** Begin **

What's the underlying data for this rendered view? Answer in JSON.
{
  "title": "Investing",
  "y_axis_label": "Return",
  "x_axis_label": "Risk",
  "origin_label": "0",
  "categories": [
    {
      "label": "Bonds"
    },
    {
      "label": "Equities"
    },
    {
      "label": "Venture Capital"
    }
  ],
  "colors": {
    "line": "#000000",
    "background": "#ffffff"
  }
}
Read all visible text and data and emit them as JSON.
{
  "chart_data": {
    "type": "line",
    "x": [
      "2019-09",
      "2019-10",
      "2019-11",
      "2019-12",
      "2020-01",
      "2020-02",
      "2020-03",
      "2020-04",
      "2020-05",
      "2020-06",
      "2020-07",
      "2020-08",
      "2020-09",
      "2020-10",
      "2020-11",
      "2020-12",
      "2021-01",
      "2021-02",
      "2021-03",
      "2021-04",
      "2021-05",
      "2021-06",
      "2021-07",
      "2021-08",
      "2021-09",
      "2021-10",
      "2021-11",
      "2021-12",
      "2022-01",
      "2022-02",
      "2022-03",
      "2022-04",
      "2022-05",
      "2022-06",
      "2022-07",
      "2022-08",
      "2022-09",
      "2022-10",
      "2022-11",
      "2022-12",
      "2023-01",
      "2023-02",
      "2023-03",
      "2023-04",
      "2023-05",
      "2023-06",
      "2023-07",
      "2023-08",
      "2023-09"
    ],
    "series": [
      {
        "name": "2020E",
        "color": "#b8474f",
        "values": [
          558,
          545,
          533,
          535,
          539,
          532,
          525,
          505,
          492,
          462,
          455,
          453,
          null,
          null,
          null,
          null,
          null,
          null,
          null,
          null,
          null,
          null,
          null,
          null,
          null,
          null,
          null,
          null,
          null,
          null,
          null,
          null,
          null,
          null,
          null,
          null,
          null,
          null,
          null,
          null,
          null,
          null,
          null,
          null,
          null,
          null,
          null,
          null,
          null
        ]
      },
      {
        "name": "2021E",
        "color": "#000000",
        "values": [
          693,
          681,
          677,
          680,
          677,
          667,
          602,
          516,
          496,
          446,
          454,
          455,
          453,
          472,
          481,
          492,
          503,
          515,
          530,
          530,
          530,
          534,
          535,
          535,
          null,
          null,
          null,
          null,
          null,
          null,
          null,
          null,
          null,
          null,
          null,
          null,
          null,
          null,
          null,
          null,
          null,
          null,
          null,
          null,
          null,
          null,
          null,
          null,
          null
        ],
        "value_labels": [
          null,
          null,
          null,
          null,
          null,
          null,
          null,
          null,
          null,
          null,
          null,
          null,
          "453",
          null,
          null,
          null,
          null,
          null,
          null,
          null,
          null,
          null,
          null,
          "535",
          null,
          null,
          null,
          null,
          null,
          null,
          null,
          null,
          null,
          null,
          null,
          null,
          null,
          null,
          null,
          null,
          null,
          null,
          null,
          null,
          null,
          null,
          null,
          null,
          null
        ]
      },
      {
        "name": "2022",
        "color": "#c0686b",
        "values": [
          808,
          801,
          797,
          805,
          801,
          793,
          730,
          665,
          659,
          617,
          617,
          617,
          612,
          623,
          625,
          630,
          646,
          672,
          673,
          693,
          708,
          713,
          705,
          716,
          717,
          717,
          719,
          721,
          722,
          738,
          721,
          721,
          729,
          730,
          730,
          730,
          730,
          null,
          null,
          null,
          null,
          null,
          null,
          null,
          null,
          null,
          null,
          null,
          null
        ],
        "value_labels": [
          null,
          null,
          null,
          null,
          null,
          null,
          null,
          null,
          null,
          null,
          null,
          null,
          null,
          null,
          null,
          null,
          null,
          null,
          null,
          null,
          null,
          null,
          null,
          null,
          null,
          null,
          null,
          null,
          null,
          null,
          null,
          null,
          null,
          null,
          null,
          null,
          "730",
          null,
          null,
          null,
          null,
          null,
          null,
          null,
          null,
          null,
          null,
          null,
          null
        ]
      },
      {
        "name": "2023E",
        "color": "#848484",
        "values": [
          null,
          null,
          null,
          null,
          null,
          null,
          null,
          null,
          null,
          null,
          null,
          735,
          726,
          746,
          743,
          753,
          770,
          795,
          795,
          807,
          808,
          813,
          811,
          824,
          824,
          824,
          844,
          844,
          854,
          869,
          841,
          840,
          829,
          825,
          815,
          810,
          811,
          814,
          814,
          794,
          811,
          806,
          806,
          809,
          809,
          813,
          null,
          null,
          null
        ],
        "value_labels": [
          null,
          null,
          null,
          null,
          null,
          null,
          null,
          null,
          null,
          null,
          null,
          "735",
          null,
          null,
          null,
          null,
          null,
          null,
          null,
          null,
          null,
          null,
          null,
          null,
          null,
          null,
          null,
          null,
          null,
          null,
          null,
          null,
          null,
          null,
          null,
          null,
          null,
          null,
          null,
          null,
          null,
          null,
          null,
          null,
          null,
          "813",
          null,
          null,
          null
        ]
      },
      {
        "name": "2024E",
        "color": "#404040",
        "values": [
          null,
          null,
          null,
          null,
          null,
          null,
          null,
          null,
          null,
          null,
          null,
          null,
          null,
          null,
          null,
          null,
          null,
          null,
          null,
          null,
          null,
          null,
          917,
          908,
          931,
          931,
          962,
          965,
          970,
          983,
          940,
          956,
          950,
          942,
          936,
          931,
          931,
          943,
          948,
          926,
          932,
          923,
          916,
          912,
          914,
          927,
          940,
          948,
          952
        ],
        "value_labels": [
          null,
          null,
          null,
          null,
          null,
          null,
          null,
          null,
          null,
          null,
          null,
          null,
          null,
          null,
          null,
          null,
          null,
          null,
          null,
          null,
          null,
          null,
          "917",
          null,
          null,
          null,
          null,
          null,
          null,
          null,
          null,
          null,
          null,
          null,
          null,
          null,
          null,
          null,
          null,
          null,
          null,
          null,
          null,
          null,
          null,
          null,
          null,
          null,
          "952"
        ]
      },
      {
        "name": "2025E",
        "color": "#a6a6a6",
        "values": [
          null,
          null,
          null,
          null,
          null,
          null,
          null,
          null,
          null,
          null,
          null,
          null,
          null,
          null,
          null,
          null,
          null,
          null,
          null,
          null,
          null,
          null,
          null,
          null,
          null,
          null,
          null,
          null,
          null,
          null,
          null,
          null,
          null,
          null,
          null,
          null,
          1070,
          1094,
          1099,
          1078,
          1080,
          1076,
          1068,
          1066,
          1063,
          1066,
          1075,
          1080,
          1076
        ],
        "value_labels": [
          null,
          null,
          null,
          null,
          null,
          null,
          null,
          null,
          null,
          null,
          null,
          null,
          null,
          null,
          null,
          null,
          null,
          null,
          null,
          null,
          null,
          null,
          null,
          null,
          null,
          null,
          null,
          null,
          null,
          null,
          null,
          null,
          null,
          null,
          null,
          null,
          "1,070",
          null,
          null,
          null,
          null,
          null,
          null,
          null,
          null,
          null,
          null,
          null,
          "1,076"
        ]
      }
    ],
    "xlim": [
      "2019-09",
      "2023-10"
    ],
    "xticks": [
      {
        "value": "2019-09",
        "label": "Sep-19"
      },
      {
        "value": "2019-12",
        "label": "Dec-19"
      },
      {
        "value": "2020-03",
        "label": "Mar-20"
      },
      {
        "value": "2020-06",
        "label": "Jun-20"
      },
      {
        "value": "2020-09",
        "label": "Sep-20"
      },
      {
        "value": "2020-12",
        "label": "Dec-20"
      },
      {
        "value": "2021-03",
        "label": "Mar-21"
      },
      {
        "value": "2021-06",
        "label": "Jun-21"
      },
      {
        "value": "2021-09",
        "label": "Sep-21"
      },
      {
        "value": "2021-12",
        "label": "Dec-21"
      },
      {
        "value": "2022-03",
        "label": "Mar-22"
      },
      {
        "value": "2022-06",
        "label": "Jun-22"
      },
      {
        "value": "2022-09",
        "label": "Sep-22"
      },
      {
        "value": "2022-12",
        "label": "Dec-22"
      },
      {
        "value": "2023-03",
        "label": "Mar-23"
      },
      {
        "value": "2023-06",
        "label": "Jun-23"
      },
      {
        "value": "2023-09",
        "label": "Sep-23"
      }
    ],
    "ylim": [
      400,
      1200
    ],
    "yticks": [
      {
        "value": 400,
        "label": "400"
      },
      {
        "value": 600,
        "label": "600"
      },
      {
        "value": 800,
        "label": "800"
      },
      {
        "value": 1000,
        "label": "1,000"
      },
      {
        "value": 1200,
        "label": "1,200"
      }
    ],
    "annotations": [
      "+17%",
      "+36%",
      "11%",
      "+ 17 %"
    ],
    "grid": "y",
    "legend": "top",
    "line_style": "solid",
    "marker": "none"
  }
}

** End **

-- What you are asked to do --
Scan the material above. Copy each line that holds the word "JSON".

-- Solution --
What's the underlying data for this rendered view? Answer in JSON.
Read all visible text and data and emit them as JSON.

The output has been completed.